====== Given data ======

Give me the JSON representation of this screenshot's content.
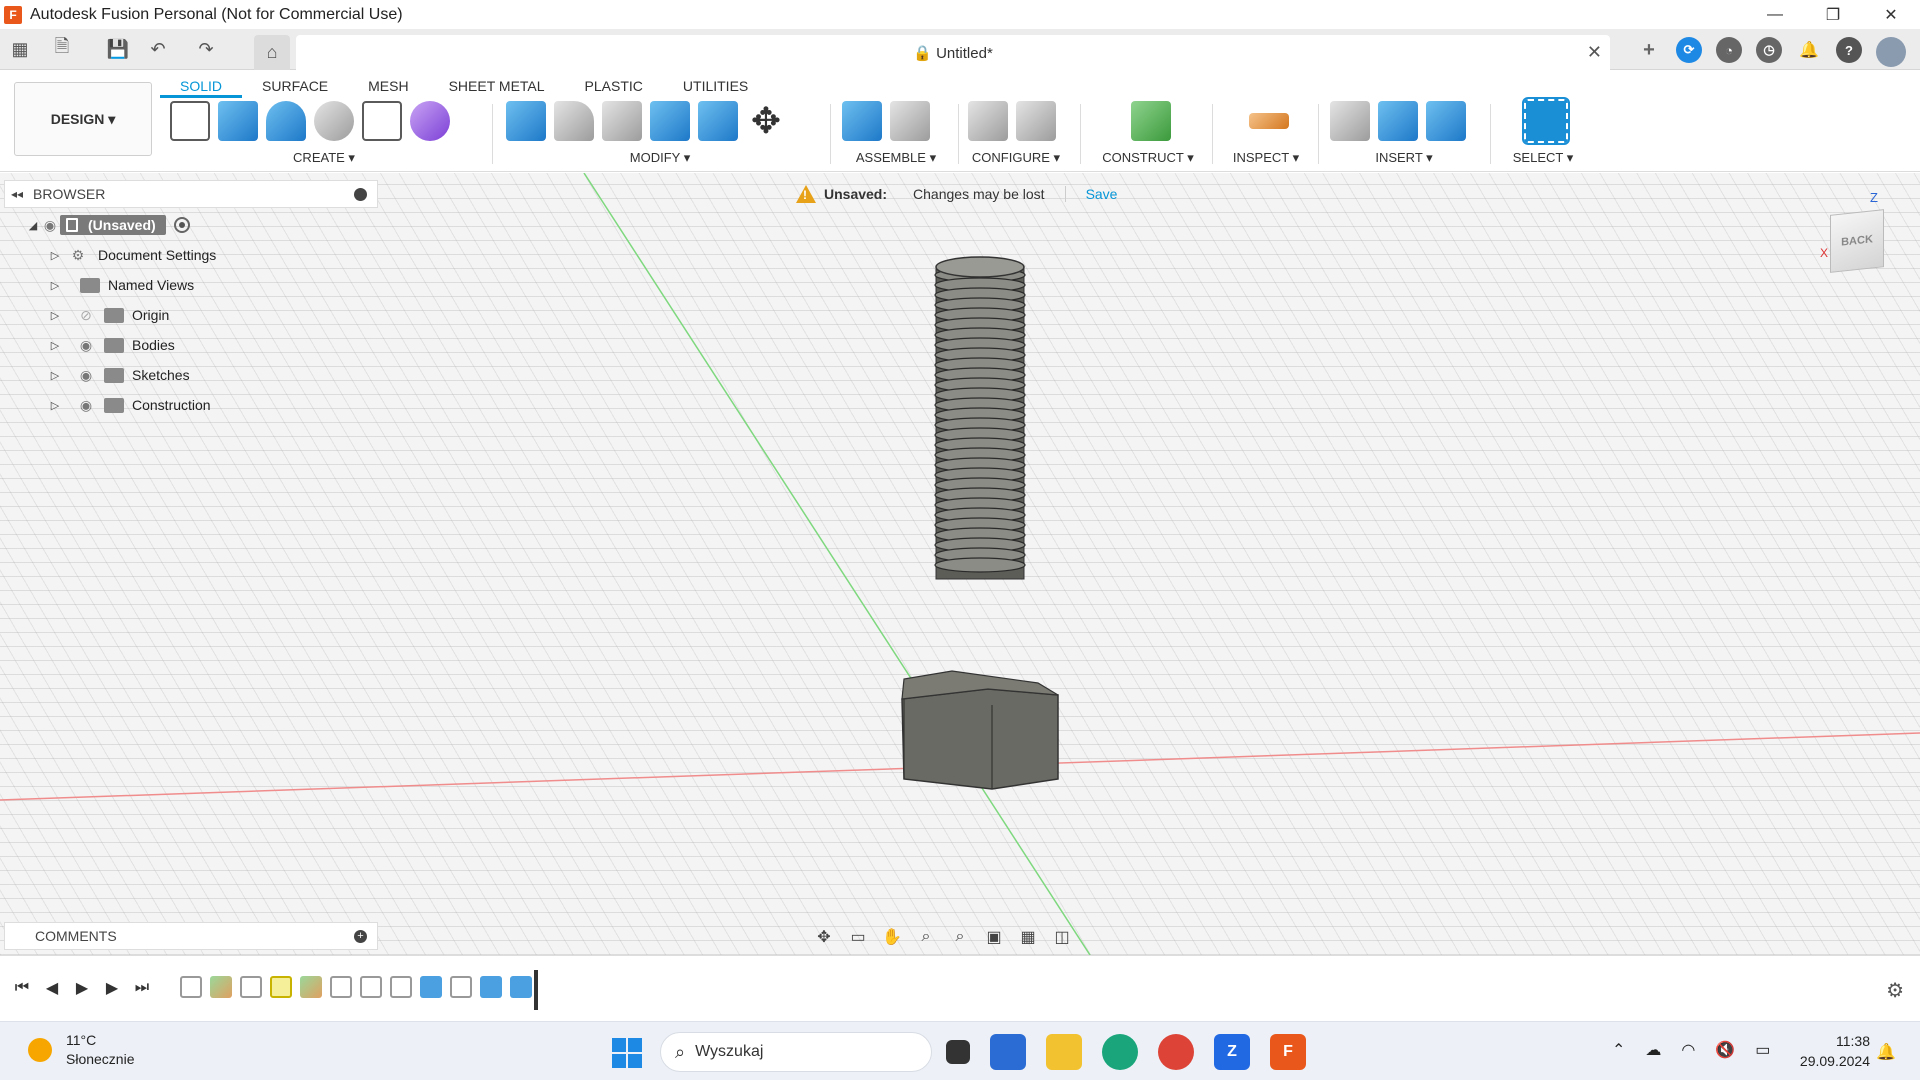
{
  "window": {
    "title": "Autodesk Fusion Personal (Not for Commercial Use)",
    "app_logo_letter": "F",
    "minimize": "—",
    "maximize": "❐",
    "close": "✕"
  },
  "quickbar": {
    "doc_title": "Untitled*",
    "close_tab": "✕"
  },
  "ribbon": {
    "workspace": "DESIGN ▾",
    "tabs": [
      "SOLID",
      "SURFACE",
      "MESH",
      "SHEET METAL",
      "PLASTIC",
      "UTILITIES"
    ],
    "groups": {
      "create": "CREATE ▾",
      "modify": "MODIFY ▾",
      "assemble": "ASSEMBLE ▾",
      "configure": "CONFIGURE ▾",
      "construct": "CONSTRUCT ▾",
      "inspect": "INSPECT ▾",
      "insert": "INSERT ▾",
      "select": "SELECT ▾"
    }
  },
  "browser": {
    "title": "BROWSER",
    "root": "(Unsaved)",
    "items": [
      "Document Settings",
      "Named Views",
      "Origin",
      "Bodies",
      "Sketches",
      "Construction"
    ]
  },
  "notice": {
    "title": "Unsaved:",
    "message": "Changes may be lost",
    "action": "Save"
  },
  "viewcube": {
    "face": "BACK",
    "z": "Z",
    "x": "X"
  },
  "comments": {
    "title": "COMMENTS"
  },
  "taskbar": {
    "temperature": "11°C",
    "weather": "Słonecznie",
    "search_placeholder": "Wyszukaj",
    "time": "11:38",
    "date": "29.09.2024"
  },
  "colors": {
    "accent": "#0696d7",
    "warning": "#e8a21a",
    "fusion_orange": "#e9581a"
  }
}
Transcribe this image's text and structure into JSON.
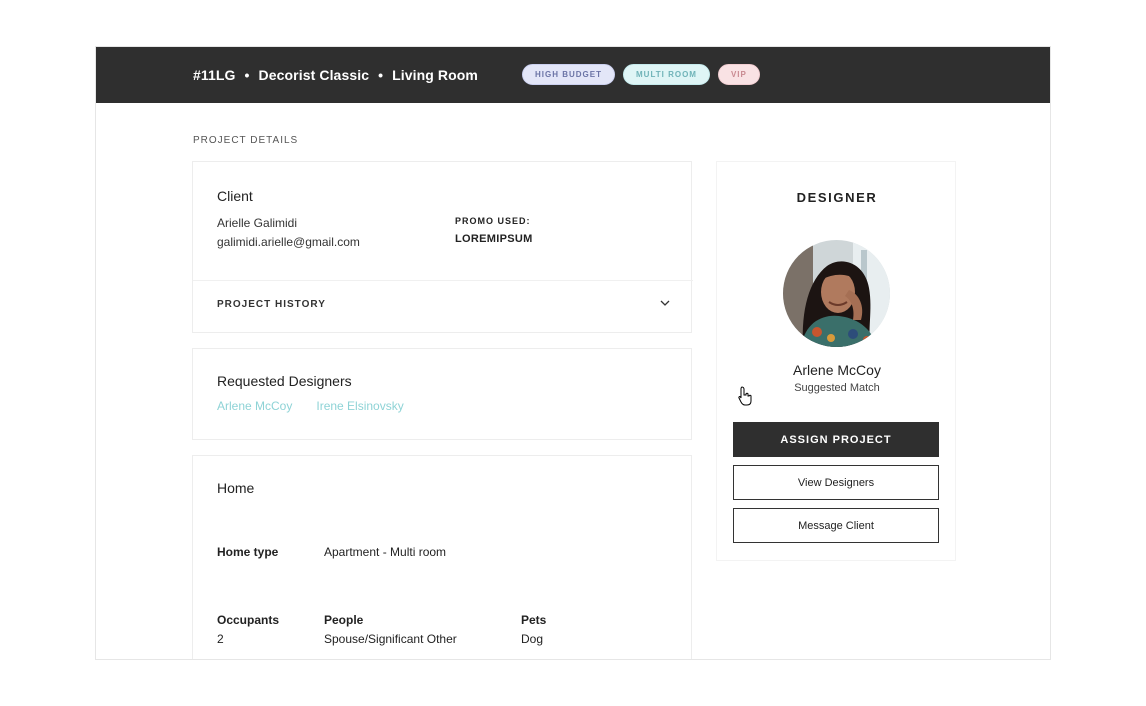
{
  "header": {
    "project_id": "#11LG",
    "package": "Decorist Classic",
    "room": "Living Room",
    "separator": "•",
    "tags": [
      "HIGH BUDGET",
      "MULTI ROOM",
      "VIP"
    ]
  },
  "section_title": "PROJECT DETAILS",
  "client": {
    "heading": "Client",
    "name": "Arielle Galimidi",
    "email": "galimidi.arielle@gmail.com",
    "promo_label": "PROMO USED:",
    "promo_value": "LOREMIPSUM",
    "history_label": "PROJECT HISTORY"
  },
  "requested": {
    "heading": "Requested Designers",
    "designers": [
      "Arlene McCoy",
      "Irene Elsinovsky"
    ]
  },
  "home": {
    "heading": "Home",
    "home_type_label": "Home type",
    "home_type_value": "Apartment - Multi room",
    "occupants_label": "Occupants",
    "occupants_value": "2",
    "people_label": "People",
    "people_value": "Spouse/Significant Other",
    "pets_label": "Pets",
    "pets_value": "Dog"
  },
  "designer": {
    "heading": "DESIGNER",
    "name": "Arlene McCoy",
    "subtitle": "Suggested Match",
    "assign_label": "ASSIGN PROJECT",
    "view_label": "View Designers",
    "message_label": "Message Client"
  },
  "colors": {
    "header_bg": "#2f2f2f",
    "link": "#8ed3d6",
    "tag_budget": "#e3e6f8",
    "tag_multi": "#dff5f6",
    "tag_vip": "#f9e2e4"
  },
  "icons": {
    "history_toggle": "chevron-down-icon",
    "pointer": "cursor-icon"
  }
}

======
====== Given data ======

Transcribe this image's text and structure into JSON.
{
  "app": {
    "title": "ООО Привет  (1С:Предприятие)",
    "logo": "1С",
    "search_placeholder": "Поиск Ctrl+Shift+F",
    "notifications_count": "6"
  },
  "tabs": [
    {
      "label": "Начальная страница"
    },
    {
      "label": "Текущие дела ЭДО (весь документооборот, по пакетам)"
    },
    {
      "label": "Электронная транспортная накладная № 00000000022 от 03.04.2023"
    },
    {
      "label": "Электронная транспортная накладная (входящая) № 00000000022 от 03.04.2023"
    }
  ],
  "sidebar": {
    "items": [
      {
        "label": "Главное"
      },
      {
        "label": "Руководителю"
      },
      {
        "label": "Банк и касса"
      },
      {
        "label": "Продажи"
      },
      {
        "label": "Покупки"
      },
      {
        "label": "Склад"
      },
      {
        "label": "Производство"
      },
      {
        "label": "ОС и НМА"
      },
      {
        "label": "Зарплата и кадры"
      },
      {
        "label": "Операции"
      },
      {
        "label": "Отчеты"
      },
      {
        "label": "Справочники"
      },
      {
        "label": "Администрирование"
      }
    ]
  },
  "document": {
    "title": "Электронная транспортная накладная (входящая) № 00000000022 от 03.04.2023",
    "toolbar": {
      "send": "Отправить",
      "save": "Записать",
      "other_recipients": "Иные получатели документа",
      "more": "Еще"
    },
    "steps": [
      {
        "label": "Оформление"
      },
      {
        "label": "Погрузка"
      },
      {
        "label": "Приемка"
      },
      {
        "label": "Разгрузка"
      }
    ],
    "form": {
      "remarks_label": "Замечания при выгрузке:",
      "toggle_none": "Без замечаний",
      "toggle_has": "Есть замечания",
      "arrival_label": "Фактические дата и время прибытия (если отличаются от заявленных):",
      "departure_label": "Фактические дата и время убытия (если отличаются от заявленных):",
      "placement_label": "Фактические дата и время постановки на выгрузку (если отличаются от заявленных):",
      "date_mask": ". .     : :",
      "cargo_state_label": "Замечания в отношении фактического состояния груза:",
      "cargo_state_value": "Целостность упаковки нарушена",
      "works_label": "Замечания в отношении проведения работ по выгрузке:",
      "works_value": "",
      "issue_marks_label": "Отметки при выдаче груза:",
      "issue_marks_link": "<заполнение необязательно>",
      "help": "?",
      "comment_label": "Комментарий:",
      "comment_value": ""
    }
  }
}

======

Report how many lines in the records hold the word "заявленных", giving the number and nothing else.

3